(Saved data entries)
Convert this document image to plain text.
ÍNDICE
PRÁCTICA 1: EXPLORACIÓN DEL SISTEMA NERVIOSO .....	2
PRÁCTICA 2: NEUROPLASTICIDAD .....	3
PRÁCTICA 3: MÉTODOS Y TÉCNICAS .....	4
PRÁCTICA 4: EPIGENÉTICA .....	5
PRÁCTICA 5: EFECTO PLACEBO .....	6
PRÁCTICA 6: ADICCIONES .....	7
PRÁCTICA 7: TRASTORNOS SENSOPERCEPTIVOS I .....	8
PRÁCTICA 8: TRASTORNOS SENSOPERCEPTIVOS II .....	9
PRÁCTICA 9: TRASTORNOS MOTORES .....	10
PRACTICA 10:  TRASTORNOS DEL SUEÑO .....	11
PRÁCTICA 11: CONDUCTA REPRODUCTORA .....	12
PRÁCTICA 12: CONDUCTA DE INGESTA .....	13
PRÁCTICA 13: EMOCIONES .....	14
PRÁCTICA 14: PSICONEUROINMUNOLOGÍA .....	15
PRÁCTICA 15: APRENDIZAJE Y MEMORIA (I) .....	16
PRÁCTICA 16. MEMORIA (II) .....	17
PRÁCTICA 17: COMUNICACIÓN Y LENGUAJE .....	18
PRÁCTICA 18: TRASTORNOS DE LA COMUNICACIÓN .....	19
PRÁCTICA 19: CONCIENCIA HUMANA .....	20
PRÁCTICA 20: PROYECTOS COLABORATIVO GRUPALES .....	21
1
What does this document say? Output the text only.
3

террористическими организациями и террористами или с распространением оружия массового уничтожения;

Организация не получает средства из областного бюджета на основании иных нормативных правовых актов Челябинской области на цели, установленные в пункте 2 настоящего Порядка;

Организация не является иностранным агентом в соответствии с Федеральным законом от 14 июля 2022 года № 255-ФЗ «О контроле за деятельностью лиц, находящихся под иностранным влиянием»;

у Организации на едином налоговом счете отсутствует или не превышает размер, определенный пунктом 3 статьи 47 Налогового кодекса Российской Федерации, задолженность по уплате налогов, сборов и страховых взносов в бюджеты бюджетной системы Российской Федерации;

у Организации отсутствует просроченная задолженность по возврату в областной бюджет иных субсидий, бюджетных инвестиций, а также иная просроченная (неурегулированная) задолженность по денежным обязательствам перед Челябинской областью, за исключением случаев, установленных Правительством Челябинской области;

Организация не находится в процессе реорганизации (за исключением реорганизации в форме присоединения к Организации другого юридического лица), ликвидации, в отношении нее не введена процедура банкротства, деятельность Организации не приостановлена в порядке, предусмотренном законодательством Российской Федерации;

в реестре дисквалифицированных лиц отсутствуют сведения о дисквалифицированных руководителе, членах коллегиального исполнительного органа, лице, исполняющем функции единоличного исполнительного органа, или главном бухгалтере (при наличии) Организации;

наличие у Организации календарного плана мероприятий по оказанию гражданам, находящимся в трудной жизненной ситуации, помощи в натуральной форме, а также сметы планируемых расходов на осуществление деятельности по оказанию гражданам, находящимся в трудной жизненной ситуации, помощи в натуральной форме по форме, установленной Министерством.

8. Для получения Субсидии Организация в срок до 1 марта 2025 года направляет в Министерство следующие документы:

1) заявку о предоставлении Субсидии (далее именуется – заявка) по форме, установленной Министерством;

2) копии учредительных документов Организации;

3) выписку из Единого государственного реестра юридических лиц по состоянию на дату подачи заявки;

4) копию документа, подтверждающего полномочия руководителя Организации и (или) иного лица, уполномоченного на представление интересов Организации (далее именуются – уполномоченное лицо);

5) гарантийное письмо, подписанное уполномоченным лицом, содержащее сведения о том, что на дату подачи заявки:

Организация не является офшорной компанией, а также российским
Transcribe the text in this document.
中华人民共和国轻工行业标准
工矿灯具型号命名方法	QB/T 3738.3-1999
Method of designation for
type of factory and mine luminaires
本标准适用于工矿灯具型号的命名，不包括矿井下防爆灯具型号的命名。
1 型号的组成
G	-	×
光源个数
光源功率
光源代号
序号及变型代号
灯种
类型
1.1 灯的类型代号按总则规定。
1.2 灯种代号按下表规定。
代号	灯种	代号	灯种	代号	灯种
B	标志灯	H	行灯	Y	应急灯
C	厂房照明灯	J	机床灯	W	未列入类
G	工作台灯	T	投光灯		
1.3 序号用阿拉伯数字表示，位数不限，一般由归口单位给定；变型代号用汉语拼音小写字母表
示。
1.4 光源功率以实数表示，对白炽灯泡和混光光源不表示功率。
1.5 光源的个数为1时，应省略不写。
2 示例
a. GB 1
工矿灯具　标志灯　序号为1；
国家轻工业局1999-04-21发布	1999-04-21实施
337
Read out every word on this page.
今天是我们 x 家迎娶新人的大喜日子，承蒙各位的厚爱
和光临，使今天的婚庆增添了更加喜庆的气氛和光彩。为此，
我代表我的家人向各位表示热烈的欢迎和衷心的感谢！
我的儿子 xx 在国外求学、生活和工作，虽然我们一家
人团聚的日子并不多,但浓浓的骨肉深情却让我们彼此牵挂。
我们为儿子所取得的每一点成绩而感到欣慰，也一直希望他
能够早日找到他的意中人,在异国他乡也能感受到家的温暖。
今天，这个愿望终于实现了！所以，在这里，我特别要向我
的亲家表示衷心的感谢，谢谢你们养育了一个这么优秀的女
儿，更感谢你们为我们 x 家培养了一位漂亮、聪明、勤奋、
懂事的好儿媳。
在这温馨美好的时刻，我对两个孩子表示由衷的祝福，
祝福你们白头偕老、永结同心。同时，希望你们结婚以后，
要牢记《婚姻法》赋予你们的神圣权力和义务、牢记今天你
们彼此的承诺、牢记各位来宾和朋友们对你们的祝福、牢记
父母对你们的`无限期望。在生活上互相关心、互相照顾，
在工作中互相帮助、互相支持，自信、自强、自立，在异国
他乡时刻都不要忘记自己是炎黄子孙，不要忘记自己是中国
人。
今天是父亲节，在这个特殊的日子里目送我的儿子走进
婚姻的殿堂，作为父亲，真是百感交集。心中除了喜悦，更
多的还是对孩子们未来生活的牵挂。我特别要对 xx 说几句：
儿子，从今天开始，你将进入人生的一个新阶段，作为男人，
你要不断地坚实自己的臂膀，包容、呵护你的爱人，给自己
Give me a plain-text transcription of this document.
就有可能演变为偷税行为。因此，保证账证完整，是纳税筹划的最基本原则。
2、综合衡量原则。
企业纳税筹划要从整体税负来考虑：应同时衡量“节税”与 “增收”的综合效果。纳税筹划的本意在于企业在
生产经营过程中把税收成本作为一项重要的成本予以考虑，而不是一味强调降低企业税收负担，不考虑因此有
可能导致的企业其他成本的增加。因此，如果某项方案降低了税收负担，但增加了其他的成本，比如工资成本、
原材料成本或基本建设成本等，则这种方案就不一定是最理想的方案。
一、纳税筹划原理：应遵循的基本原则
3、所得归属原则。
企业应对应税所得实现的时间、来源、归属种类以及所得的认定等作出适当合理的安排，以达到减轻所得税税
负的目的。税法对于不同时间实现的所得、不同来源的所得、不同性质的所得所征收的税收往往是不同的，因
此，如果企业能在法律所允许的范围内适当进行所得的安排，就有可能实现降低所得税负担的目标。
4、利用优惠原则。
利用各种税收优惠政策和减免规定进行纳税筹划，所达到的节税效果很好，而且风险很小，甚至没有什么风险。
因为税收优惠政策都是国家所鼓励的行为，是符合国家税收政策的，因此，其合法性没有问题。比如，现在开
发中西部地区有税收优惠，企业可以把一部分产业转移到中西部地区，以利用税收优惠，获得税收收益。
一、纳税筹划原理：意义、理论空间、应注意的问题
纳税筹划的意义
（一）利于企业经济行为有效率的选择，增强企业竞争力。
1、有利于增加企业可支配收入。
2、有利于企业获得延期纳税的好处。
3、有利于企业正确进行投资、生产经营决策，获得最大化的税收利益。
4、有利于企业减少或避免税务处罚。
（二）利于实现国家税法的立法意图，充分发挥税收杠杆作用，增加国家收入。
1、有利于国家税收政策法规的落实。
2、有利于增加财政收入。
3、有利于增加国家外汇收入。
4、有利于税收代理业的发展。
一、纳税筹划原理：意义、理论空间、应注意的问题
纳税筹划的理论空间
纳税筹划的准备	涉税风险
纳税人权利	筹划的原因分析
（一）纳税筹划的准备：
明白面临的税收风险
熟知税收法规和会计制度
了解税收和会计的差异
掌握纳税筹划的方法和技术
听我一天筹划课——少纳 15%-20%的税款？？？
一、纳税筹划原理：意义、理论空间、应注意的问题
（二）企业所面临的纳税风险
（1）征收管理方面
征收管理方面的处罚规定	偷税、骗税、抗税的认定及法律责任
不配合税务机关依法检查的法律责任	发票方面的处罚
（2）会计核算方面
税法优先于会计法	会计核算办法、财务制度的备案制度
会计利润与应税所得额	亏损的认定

--- TASK DESCRIPTION ---
Only a number is wanted: how many lines contain the word "this"?

--- SOLUTION ---
5